_PROBLEM_.
Repeat the material verbatim and drop the pictures.

[Data records]
○ ○ ○ ○ ○

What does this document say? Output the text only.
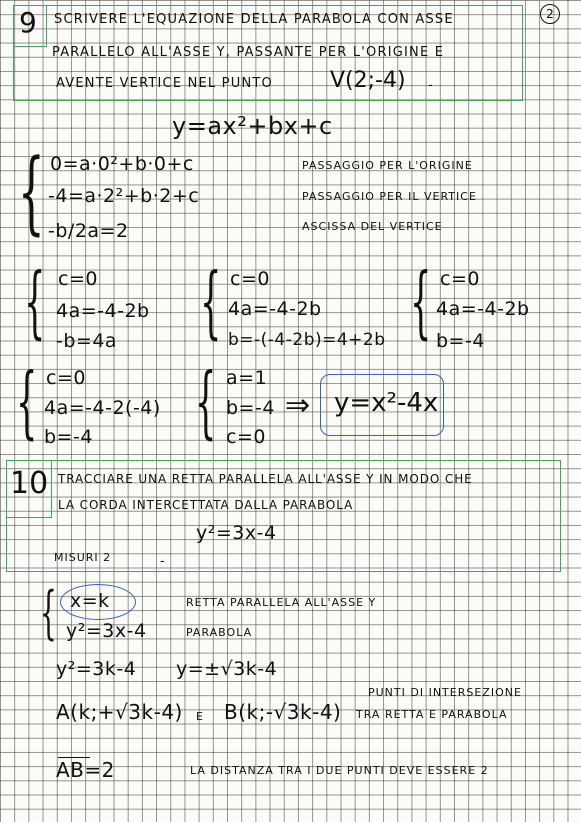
2
9 SCRIVERE L'EQUAZIONE DELLA PARABOLA CON ASSE
PARALLELO ALL'ASSE Y, PASSANTE PER L'ORIGINE E
AVENTE VERTICE NEL PUNTO	V(2;-4) -
y=ax²+bx+c
{ 0=a·0²+b·0+c
-4=a·2²+b·2+c
-b/2a=2
PASSAGGIO PER L'ORIGINE
PASSAGGIO PER IL VERTICE
ASCISSA DEL VERTICE
{ c=0
4a=-4-2b
-b=4a { c=0
4a=-4-2b
b=-(-4-2b)=4+2b { c=0
4a=-4-2b
b=-4
{ c=0
4a=-4-2(-4)
b=-4 { a=1
b=-4
c=0
⇒ y=x²-4x
10 TRACCIARE UNA RETTA PARALLELA ALL'ASSE Y IN MODO CHE
LA CORDA INTERCETTATA DALLA PARABOLA
y²=3x-4
MISURI 2	-
{ x=k
y²=3x-4
RETTA PARALLELA ALL'ASSE Y
PARABOLA
y²=3k-4 y=±√3k-4
A(k;+√3k-4) E B(k;-√3k-4)
PUNTI DI INTERSEZIONE
TRA RETTA E PARABOLA
AB=2	LA DISTANZA TRA I DUE PUNTI DEVE ESSERE 2
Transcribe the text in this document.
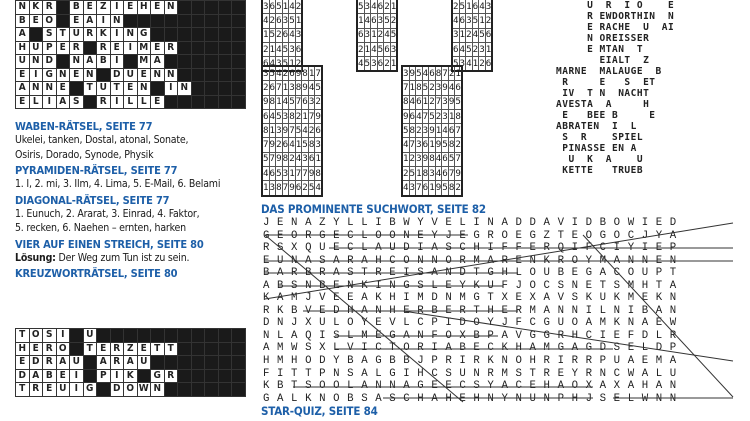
N	K	R		B	E	Z	I	E	H	E	N					
B	E	O		E	A	I	N									
A		S	T	U	R	K	I	N	G							
H	U	P	E	R		R	E	I	M	E	R					
U	N	D		N	A	B	I		M	A						
E	I	G	N	E	N		D	U	E	N	N					
A	N	N	E		T	U	T	E	N		I	N				
E	L	I	A	S		R	I	L	L	E						
WABEN-RÄTSEL, SEITE 77
Ukelei, tanken, Dostal, atonal, Sonate,
Osiris, Dorado, Synode, Physik
PYRAMIDEN-RÄTSEL, SEITE 77
1. I, 2. mi, 3. Ilm, 4. Lima, 5. E-Mail, 6. Belami
DIAGONAL-RÄTSEL, SEITE 77
1. Eunuch, 2. Ararat, 3. Einrad, 4. Faktor,
5. recken, 6. Naehen – ernten, harken
VIER AUF EINEN STREICH, SEITE 80
Lösung: Der Weg zum Tun ist zu sein.
KREUZWORTRÄTSEL, SEITE 80
T	O	S	I		U											
H	E	R	O		T	E	R	Z	E	T	T					
E	D	R	A	U		A	R	A	U							
D	A	B	E	I		P	I	K		G	R					
T	R	E	U	I	G		D	O	W	N						
3	6	5	1	4	2
4	2	6	3	5	1
1	5	2	6	4	3
2	1	4	5	3	6
6	4	3	5	1	2
5	3	4	6	2	1
1	4	6	3	5	2
6	3	1	2	4	5
2	1	4	5	6	3
4	5	3	6	2	1
2	5	1	6	4	3
4	6	3	5	1	2
3	1	2	4	5	6
6	4	5	2	3	1
5	3	4	1	2	6
3	5	4	2	6	9	8	1	7
2	6	7	1	3	8	9	4	5
9	8	1	4	5	7	6	3	2
6	4	5	3	8	2	1	7	9
8	1	3	9	7	5	4	2	6
7	9	2	6	4	1	5	8	3
5	7	9	8	2	4	3	6	1
4	6	5	3	1	7	7	9	8
1	3	8	7	9	6	2	5	4
3	9	5	4	6	8	7	2	1
7	1	8	5	2	3	9	4	6
8	4	6	1	2	7	3	9	5
9	6	4	7	5	2	3	1	8
5	8	2	3	9	1	4	6	7
4	7	3	6	1	9	5	8	2
1	2	3	9	8	4	6	5	7
2	5	1	8	3	4	6	7	9
4	3	7	6	1	9	5	8	2
U  R  I O    E
R EWDORTHIN  N
E RACHE  U  AI
N OREISSER
E MTAN  T
EIALT  Z
MARNE  MALAUGE  B
R     E   S  ET
IV  T N  NACHT
AVESTA  A     H
E   BEE B     E
ABRATEN  I  L
S  R    SPIEL
PINASSE EN A
U  K  A    U
KETTE   TRUEB
DAS PROMINENTE SUCHWORT, SEITE 82
J E N A Z Y L L I B W Y V E L I N A D D A V I D B O W I E D
G E O R G E C L O O N E Y J E G R O E G Z T E O G O C J Y A
R S X Q U E C L A U D I A S C H I F F E R Q I F C I Y I E P
E U N A S A R A H C O N N O R M A R E N K R O Y M A N N E N
B A R B R A S T R E I S A N D T G H L O U B E G A C O U P T
A B S N B E N K I N G S L E Y K U F J O C S N E T S M H T A
K A M J V E E A K H I M D N M G T X E X A V S K U K M E K N
R K B V E D H A N H E R B E R T H E R M A N N I L N I B A N
D N J X U L O Y E V L C P I D O Y J F C G U O A M K N A E W
N L A Q I S L M E G A N F O X B P A V G G R H C I E F D L R
A M W S X L V I C T O R I A B E C K H A M G A G D S E L D P
H M H O D Y B A G B B J P R I R K N O H R I R R P U A E M A
F I T T P N S A L G I H C S U N R M S T R E Y R N C W A L U
K B T S O O L A N N A G E E C S Y A C E H A O X A X A H A N
G A L K N O B S A S C H A H E H N Y N U N P H J S E L W N N
STAR-QUIZ, SEITE 84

○ ○ ○ ○ ○

_FULL ANSWER_.
What does this document say? Output the text only.
2
9 SCRIVERE L'EQUAZIONE DELLA PARABOLA CON ASSE
PARALLELO ALL'ASSE Y, PASSANTE PER L'ORIGINE E
AVENTE VERTICE NEL PUNTO	V(2;-4) -
y=ax²+bx+c
{ 0=a·0²+b·0+c
-4=a·2²+b·2+c
-b/2a=2
PASSAGGIO PER L'ORIGINE
PASSAGGIO PER IL VERTICE
ASCISSA DEL VERTICE
{ c=0
4a=-4-2b
-b=4a { c=0
4a=-4-2b
b=-(-4-2b)=4+2b { c=0
4a=-4-2b
b=-4
{ c=0
4a=-4-2(-4)
b=-4 { a=1
b=-4
c=0
⇒ y=x²-4x
10 TRACCIARE UNA RETTA PARALLELA ALL'ASSE Y IN MODO CHE
LA CORDA INTERCETTATA DALLA PARABOLA
y²=3x-4
MISURI 2	-
{ x=k
y²=3x-4
RETTA PARALLELA ALL'ASSE Y
PARABOLA
y²=3k-4 y=±√3k-4
A(k;+√3k-4) E B(k;-√3k-4)
PUNTI DI INTERSEZIONE
TRA RETTA E PARABOLA
AB=2	LA DISTANZA TRA I DUE PUNTI DEVE ESSERE 2
Transcribe the text in this document.
N	K	R		B	E	Z	I	E	H	E	N					
B	E	O		E	A	I	N									
A		S	T	U	R	K	I	N	G							
H	U	P	E	R		R	E	I	M	E	R					
U	N	D		N	A	B	I		M	A						
E	I	G	N	E	N		D	U	E	N	N					
A	N	N	E		T	U	T	E	N		I	N				
E	L	I	A	S		R	I	L	L	E						
WABEN-RÄTSEL, SEITE 77
Ukelei, tanken, Dostal, atonal, Sonate,
Osiris, Dorado, Synode, Physik
PYRAMIDEN-RÄTSEL, SEITE 77
1. I, 2. mi, 3. Ilm, 4. Lima, 5. E-Mail, 6. Belami
DIAGONAL-RÄTSEL, SEITE 77
1. Eunuch, 2. Ararat, 3. Einrad, 4. Faktor,
5. recken, 6. Naehen – ernten, harken
VIER AUF EINEN STREICH, SEITE 80
Lösung: Der Weg zum Tun ist zu sein.
KREUZWORTRÄTSEL, SEITE 80
T	O	S	I		U											
H	E	R	O		T	E	R	Z	E	T	T					
E	D	R	A	U		A	R	A	U							
D	A	B	E	I		P	I	K		G	R					
T	R	E	U	I	G		D	O	W	N						
3	6	5	1	4	2
4	2	6	3	5	1
1	5	2	6	4	3
2	1	4	5	3	6
6	4	3	5	1	2
5	3	4	6	2	1
1	4	6	3	5	2
6	3	1	2	4	5
2	1	4	5	6	3
4	5	3	6	2	1
2	5	1	6	4	3
4	6	3	5	1	2
3	1	2	4	5	6
6	4	5	2	3	1
5	3	4	1	2	6
3	5	4	2	6	9	8	1	7
2	6	7	1	3	8	9	4	5
9	8	1	4	5	7	6	3	2
6	4	5	3	8	2	1	7	9
8	1	3	9	7	5	4	2	6
7	9	2	6	4	1	5	8	3
5	7	9	8	2	4	3	6	1
4	6	5	3	1	7	7	9	8
1	3	8	7	9	6	2	5	4
3	9	5	4	6	8	7	2	1
7	1	8	5	2	3	9	4	6
8	4	6	1	2	7	3	9	5
9	6	4	7	5	2	3	1	8
5	8	2	3	9	1	4	6	7
4	7	3	6	1	9	5	8	2
1	2	3	9	8	4	6	5	7
2	5	1	8	3	4	6	7	9
4	3	7	6	1	9	5	8	2
U  R  I O    E
R EWDORTHIN  N
E RACHE  U  AI
N OREISSER
E MTAN  T
EIALT  Z
MARNE  MALAUGE  B
R     E   S  ET
IV  T N  NACHT
AVESTA  A     H
E   BEE B     E
ABRATEN  I  L
S  R    SPIEL
PINASSE EN A
U  K  A    U
KETTE   TRUEB
DAS PROMINENTE SUCHWORT, SEITE 82
J E N A Z Y L L I B W Y V E L I N A D D A V I D B O W I E D
G E O R G E C L O O N E Y J E G R O E G Z T E O G O C J Y A
R S X Q U E C L A U D I A S C H I F F E R Q I F C I Y I E P
E U N A S A R A H C O N N O R M A R E N K R O Y M A N N E N
B A R B R A S T R E I S A N D T G H L O U B E G A C O U P T
A B S N B E N K I N G S L E Y K U F J O C S N E T S M H T A
K A M J V E E A K H I M D N M G T X E X A V S K U K M E K N
R K B V E D H A N H E R B E R T H E R M A N N I L N I B A N
D N J X U L O Y E V L C P I D O Y J F C G U O A M K N A E W
N L A Q I S L M E G A N F O X B P A V G G R H C I E F D L R
A M W S X L V I C T O R I A B E C K H A M G A G D S E L D P
H M H O D Y B A G B B J P R I R K N O H R I R R P U A E M A
F I T T P N S A L G I H C S U N R M S T R E Y R N C W A L U
K B T S O O L A N N A G E E C S Y A C E H A O X A X A H A N
G A L K N O B S A S C H A H E H N Y N U N P H J S E L W N N
STAR-QUIZ, SEITE 84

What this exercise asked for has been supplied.